— Aim of the task —
Reproduce verbatim the lines of the data from the line containing "tab-campers[interactable]: Campers bbox=[332, 1583, 421, 1608]" up to and including the line containing "1545, 1604, 1624]".

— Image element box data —
------------
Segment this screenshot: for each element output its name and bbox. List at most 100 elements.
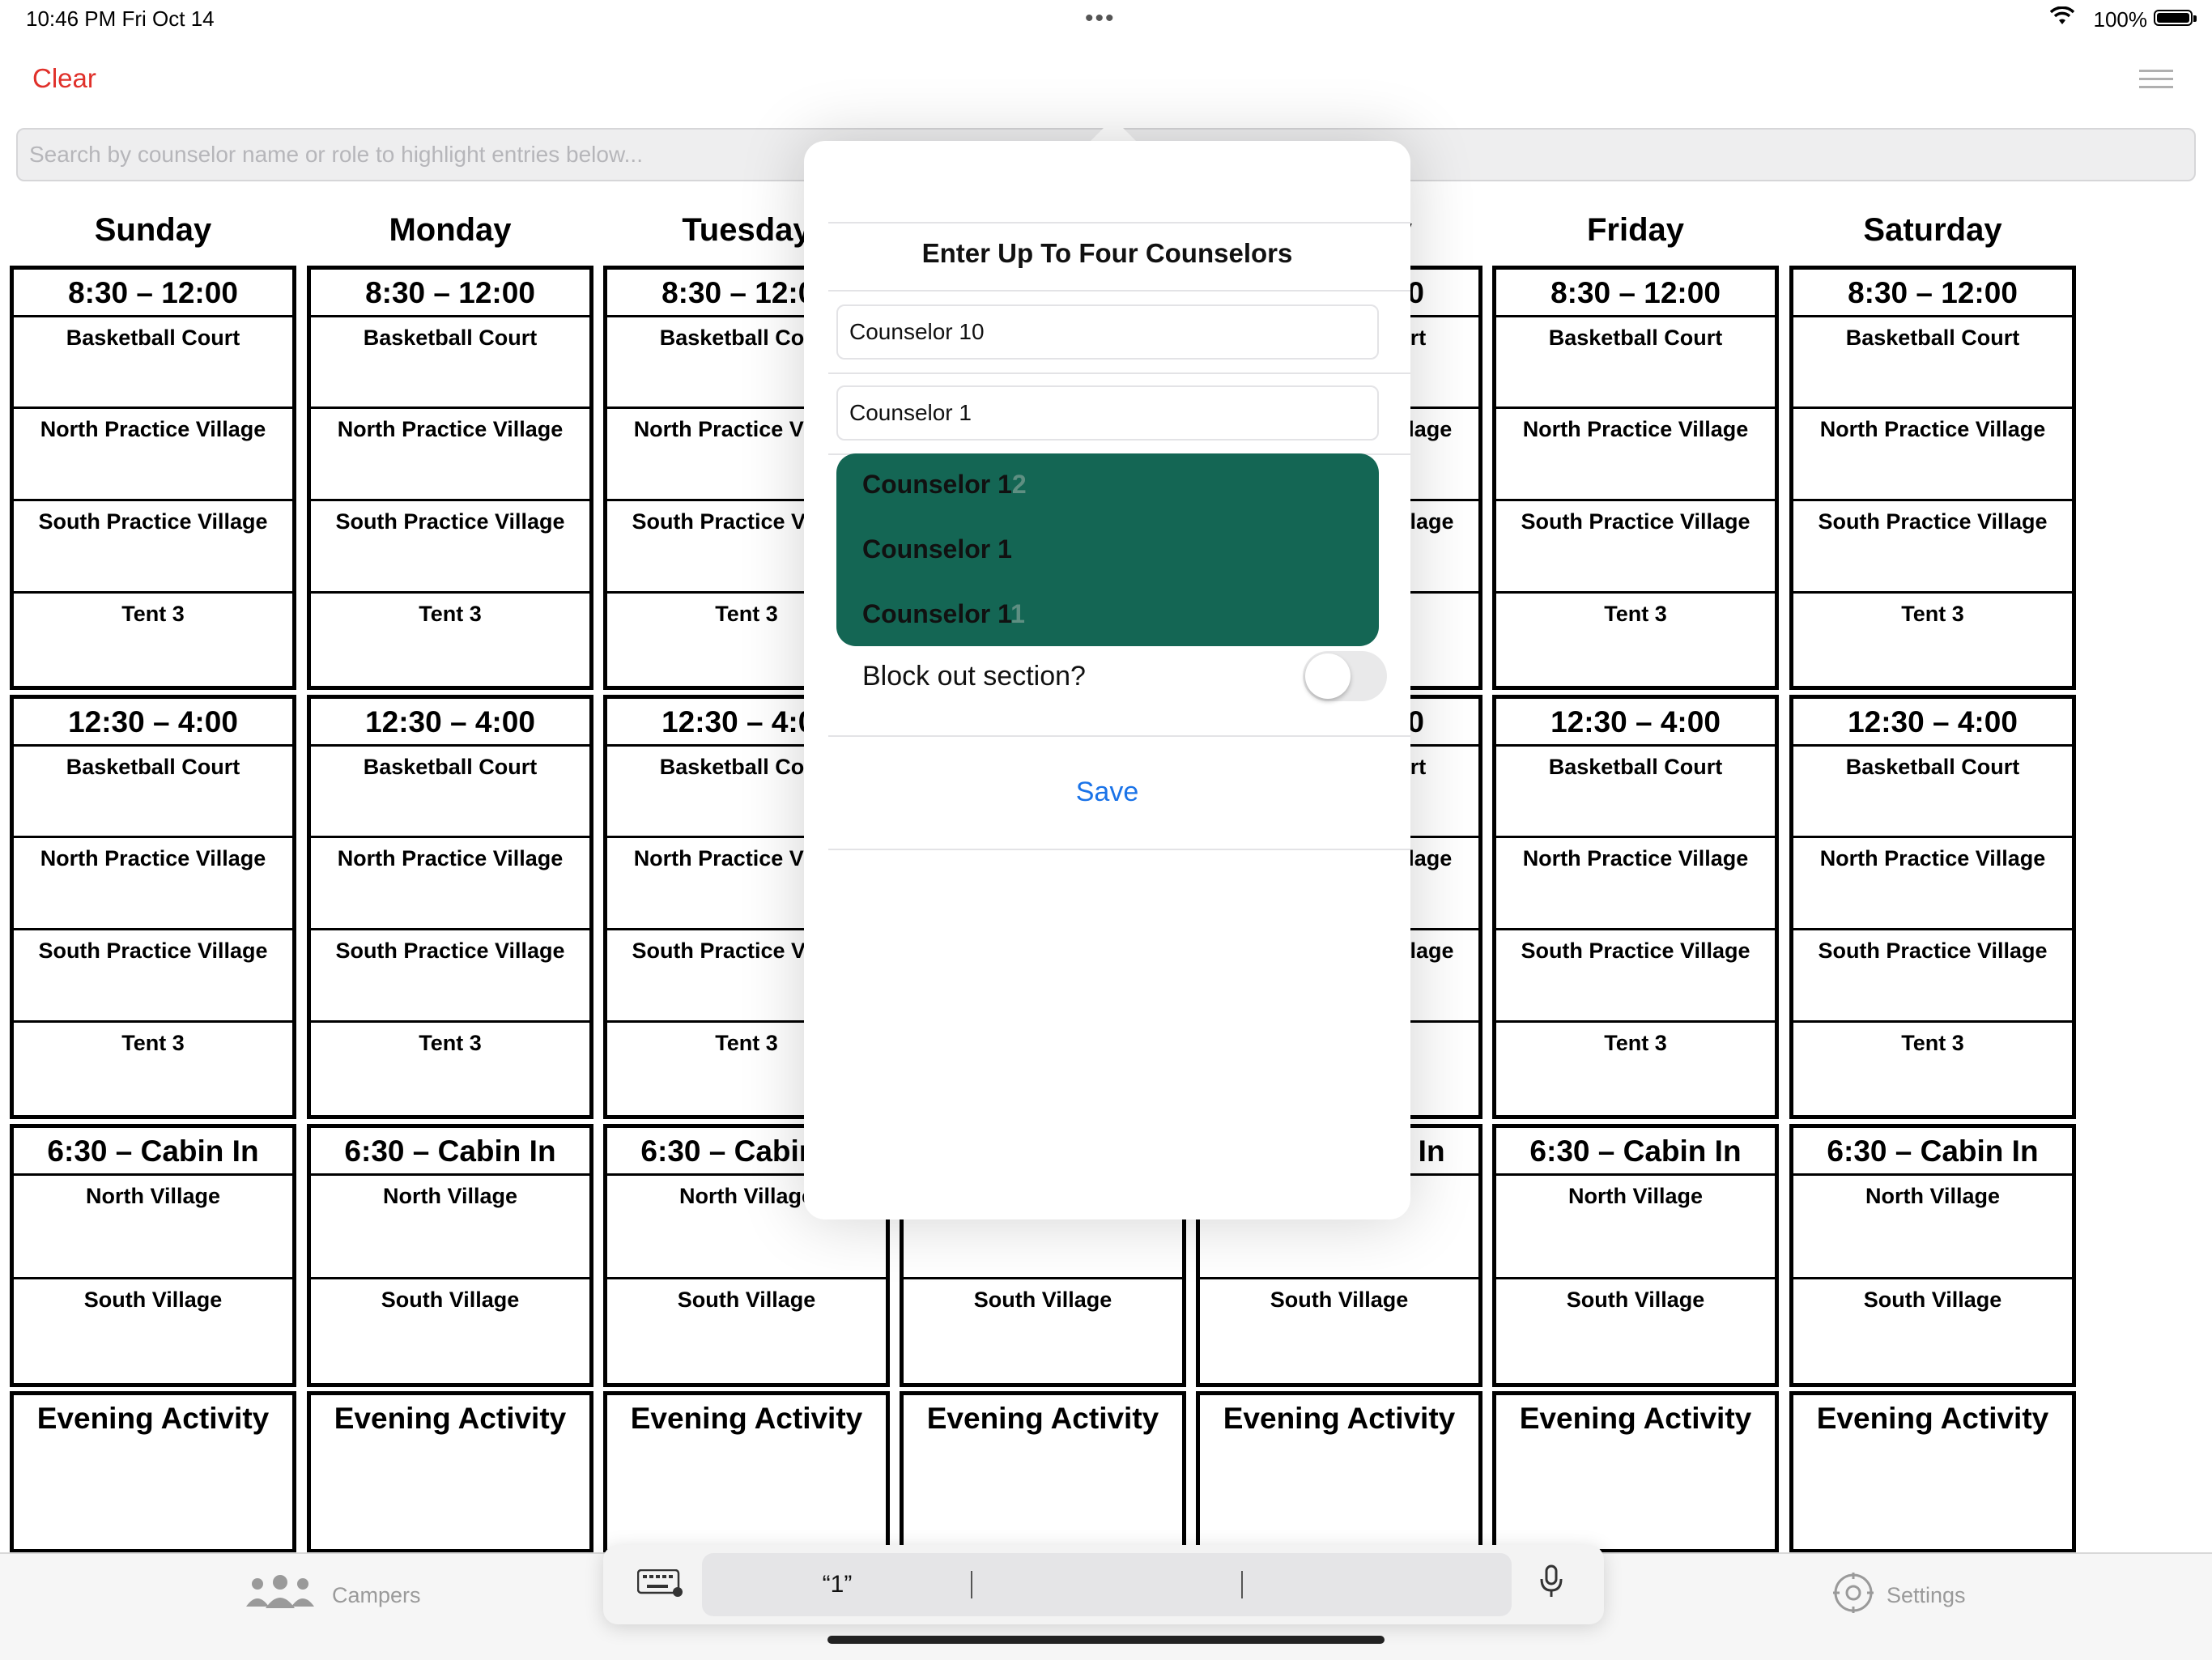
tab-campers[interactable]: Campers bbox=[332, 1583, 421, 1608]
activity-slot[interactable]: Tent 3 bbox=[311, 594, 589, 686]
suggestion-item[interactable]: Counselor 12 bbox=[862, 470, 1027, 500]
counselor-popover: Enter Up To Four Counselors Counselor 10… bbox=[804, 141, 1410, 1219]
gear-icon[interactable] bbox=[1831, 1571, 1875, 1625]
activity-slot[interactable]: Basketball Court bbox=[1496, 747, 1775, 838]
keyboard-shortcut-bar: “1” bbox=[603, 1545, 1604, 1624]
save-button[interactable]: Save bbox=[804, 777, 1410, 808]
activity-slot[interactable]: North Village bbox=[14, 1176, 292, 1279]
separator bbox=[828, 849, 1410, 850]
prediction-item[interactable]: “1” bbox=[702, 1553, 972, 1616]
activity-slot[interactable]: North Practice Village bbox=[14, 838, 292, 930]
block-out-toggle[interactable] bbox=[1303, 651, 1387, 701]
activity-slot[interactable]: Tent 3 bbox=[14, 594, 292, 686]
activity-slot[interactable]: Tent 3 bbox=[1496, 1023, 1775, 1115]
activity-slot[interactable]: South Village bbox=[1793, 1279, 2072, 1383]
schedule-block[interactable]: 8:30 – 12:00Basketball CourtNorth Practi… bbox=[1492, 266, 1779, 690]
activity-slot[interactable]: South Village bbox=[1200, 1279, 1478, 1383]
schedule-block[interactable]: Evening Activity bbox=[900, 1391, 1186, 1553]
schedule-block[interactable]: Evening Activity bbox=[307, 1391, 593, 1553]
schedule-block[interactable]: Evening Activity bbox=[1492, 1391, 1779, 1553]
activity-slot[interactable]: Tent 3 bbox=[1793, 1023, 2072, 1115]
activity-slot[interactable]: South Practice Village bbox=[311, 930, 589, 1023]
activity-slot[interactable]: North Practice Village bbox=[311, 409, 589, 501]
hamburger-icon[interactable] bbox=[2139, 70, 2173, 94]
activity-slot[interactable]: Basketball Court bbox=[1793, 747, 2072, 838]
activity-slot[interactable]: North Practice Village bbox=[1496, 838, 1775, 930]
activity-slot[interactable]: Tent 3 bbox=[14, 1023, 292, 1115]
activity-slot[interactable]: North Village bbox=[311, 1176, 589, 1279]
block-time: Evening Activity bbox=[926, 1402, 1159, 1435]
activity-slot[interactable]: South Practice Village bbox=[14, 930, 292, 1023]
counselor-field-2[interactable]: Counselor 1 bbox=[836, 385, 1379, 441]
activity-slot[interactable]: South Village bbox=[607, 1279, 886, 1383]
block-time: 8:30 – 12:00 bbox=[1793, 270, 2072, 317]
schedule-block[interactable]: 12:30 – 4:00Basketball CourtNorth Practi… bbox=[1789, 695, 2076, 1119]
activity-slot[interactable]: South Village bbox=[904, 1279, 1182, 1383]
activity-slot[interactable]: North Practice Village bbox=[1496, 409, 1775, 501]
activity-slot[interactable]: Tent 3 bbox=[1793, 594, 2072, 686]
block-time: 6:30 – Cabin In bbox=[1793, 1128, 2072, 1176]
schedule-block[interactable]: 8:30 – 12:00Basketball CourtNorth Practi… bbox=[307, 266, 593, 690]
block-time: 6:30 – Cabin In bbox=[14, 1128, 292, 1176]
activity-slot[interactable]: South Practice Village bbox=[311, 501, 589, 594]
activity-slot[interactable]: North Practice Village bbox=[311, 838, 589, 930]
activity-slot[interactable]: South Practice Village bbox=[1496, 501, 1775, 594]
schedule-block[interactable]: 12:30 – 4:00Basketball CourtNorth Practi… bbox=[10, 695, 296, 1119]
schedule-block[interactable]: 6:30 – Cabin InNorth VillageSouth Villag… bbox=[307, 1124, 593, 1387]
schedule-block[interactable]: 6:30 – Cabin InNorth VillageSouth Villag… bbox=[1492, 1124, 1779, 1387]
schedule-block[interactable]: 6:30 – Cabin InNorth VillageSouth Villag… bbox=[10, 1124, 296, 1387]
schedule-block[interactable]: 6:30 – Cabin InNorth VillageSouth Villag… bbox=[1789, 1124, 2076, 1387]
activity-slot[interactable]: North Village bbox=[1496, 1176, 1775, 1279]
activity-slot[interactable]: Basketball Court bbox=[311, 317, 589, 409]
activity-slot[interactable]: North Practice Village bbox=[14, 409, 292, 501]
block-time: 8:30 – 12:00 bbox=[1496, 270, 1775, 317]
activity-slot[interactable]: South Village bbox=[311, 1279, 589, 1383]
activity-slot[interactable]: South Practice Village bbox=[1793, 501, 2072, 594]
block-time: 12:30 – 4:00 bbox=[311, 699, 589, 747]
schedule-block[interactable]: 8:30 – 12:00Basketball CourtNorth Practi… bbox=[10, 266, 296, 690]
popover-arrow bbox=[1089, 118, 1138, 143]
activity-slot[interactable]: Basketball Court bbox=[311, 747, 589, 838]
clear-button[interactable]: Clear bbox=[32, 63, 96, 94]
battery-percentage: 100% bbox=[2093, 7, 2148, 32]
block-time: Evening Activity bbox=[1519, 1402, 1752, 1435]
block-time: Evening Activity bbox=[630, 1402, 863, 1435]
block-time: 6:30 – Cabin In bbox=[1496, 1128, 1775, 1176]
schedule-block[interactable]: Evening Activity bbox=[603, 1391, 890, 1553]
activity-slot[interactable]: Basketball Court bbox=[1496, 317, 1775, 409]
microphone-icon[interactable] bbox=[1539, 1564, 1563, 1607]
day-header: Friday bbox=[1586, 212, 1685, 248]
activity-slot[interactable]: Tent 3 bbox=[1496, 594, 1775, 686]
keyboard-icon[interactable] bbox=[636, 1568, 683, 1605]
activity-slot[interactable]: Basketball Court bbox=[14, 747, 292, 838]
schedule-block[interactable]: Evening Activity bbox=[10, 1391, 296, 1553]
activity-slot[interactable]: South Practice Village bbox=[1793, 930, 2072, 1023]
suggestion-item[interactable]: Counselor 1 bbox=[862, 534, 1012, 564]
activity-slot[interactable]: North Practice Village bbox=[1793, 409, 2072, 501]
activity-slot[interactable]: Basketball Court bbox=[1793, 317, 2072, 409]
separator bbox=[971, 1571, 972, 1598]
separator bbox=[828, 290, 1410, 292]
schedule-block[interactable]: 12:30 – 4:00Basketball CourtNorth Practi… bbox=[1492, 695, 1779, 1119]
schedule-block[interactable]: 12:30 – 4:00Basketball CourtNorth Practi… bbox=[307, 695, 593, 1119]
activity-slot[interactable]: South Village bbox=[14, 1279, 292, 1383]
home-indicator bbox=[827, 1636, 1385, 1644]
activity-slot[interactable]: Basketball Court bbox=[14, 317, 292, 409]
activity-slot[interactable]: Tent 3 bbox=[311, 1023, 589, 1115]
activity-slot[interactable]: North Practice Village bbox=[1793, 838, 2072, 930]
activity-slot[interactable]: South Practice Village bbox=[1496, 930, 1775, 1023]
block-time: Evening Activity bbox=[36, 1402, 270, 1435]
tab-settings[interactable]: Settings bbox=[1887, 1583, 1966, 1608]
suggestion-item[interactable]: Counselor 11 bbox=[862, 599, 1025, 629]
schedule-block[interactable]: Evening Activity bbox=[1196, 1391, 1482, 1553]
activity-slot[interactable]: North Village bbox=[1793, 1176, 2072, 1279]
activity-slot[interactable]: South Practice Village bbox=[14, 501, 292, 594]
people-icon[interactable] bbox=[245, 1574, 316, 1620]
multitasking-dots[interactable]: ••• bbox=[1085, 5, 1116, 32]
schedule-block[interactable]: 8:30 – 12:00Basketball CourtNorth Practi… bbox=[1789, 266, 2076, 690]
counselor-field-1[interactable]: Counselor 10 bbox=[836, 304, 1379, 360]
activity-slot[interactable]: South Village bbox=[1496, 1279, 1775, 1383]
block-time: 12:30 – 4:00 bbox=[1793, 699, 2072, 747]
separator bbox=[828, 735, 1410, 737]
schedule-block[interactable]: Evening Activity bbox=[1789, 1391, 2076, 1553]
------------
— Problem solution —
tab-campers[interactable]: Campers bbox=[332, 1583, 421, 1608]
activity-slot[interactable]: Tent 3 bbox=[311, 594, 589, 686]
suggestion-item[interactable]: Counselor 12 bbox=[862, 470, 1027, 500]
counselor-popover: Enter Up To Four Counselors Counselor 10… bbox=[804, 141, 1410, 1219]
gear-icon[interactable] bbox=[1831, 1571, 1875, 1625]
activity-slot[interactable]: Basketball Court bbox=[1496, 747, 1775, 838]
keyboard-shortcut-bar: “1” bbox=[603, 1545, 1604, 1624]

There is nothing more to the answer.